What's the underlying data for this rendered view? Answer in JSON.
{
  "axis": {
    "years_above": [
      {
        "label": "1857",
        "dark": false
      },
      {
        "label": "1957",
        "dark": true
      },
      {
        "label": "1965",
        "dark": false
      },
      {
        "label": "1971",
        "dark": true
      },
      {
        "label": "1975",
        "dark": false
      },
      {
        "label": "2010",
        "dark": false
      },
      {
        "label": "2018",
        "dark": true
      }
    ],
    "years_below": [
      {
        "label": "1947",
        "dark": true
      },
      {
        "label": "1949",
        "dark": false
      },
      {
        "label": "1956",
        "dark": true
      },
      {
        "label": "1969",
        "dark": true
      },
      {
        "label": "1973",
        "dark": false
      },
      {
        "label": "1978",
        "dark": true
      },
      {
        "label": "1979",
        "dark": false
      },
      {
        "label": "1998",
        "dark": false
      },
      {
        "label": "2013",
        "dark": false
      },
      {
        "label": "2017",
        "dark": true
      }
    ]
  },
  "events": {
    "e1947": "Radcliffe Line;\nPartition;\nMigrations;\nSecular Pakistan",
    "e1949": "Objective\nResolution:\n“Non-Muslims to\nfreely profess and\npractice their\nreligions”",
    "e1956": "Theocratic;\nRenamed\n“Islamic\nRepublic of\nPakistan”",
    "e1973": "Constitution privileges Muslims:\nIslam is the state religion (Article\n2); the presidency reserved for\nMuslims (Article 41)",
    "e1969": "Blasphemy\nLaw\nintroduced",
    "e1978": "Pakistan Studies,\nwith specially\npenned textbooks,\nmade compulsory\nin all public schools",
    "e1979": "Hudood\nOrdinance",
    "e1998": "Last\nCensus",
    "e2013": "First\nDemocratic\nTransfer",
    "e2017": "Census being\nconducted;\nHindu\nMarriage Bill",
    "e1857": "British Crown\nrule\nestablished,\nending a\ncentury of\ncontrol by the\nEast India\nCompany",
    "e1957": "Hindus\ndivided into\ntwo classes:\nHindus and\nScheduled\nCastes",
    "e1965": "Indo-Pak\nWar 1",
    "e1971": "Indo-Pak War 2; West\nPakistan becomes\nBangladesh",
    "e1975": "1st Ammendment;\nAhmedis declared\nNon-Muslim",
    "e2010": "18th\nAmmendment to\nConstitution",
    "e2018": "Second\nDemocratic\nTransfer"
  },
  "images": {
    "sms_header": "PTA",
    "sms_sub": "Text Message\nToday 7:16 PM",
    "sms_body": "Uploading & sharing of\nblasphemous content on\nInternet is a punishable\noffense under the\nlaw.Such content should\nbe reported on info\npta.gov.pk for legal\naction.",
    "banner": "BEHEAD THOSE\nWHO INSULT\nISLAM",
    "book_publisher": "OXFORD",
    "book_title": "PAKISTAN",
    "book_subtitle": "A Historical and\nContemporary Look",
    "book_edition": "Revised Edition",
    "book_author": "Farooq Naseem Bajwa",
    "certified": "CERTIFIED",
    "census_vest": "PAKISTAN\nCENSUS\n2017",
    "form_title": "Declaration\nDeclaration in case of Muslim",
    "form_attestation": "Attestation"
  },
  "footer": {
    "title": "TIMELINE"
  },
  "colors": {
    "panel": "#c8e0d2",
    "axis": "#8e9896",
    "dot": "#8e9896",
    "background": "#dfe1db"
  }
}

• **Task objective**:
Give the number of lines where the string "nTransfer" occurs, without any further text.

• **Solution to the exercise**:
2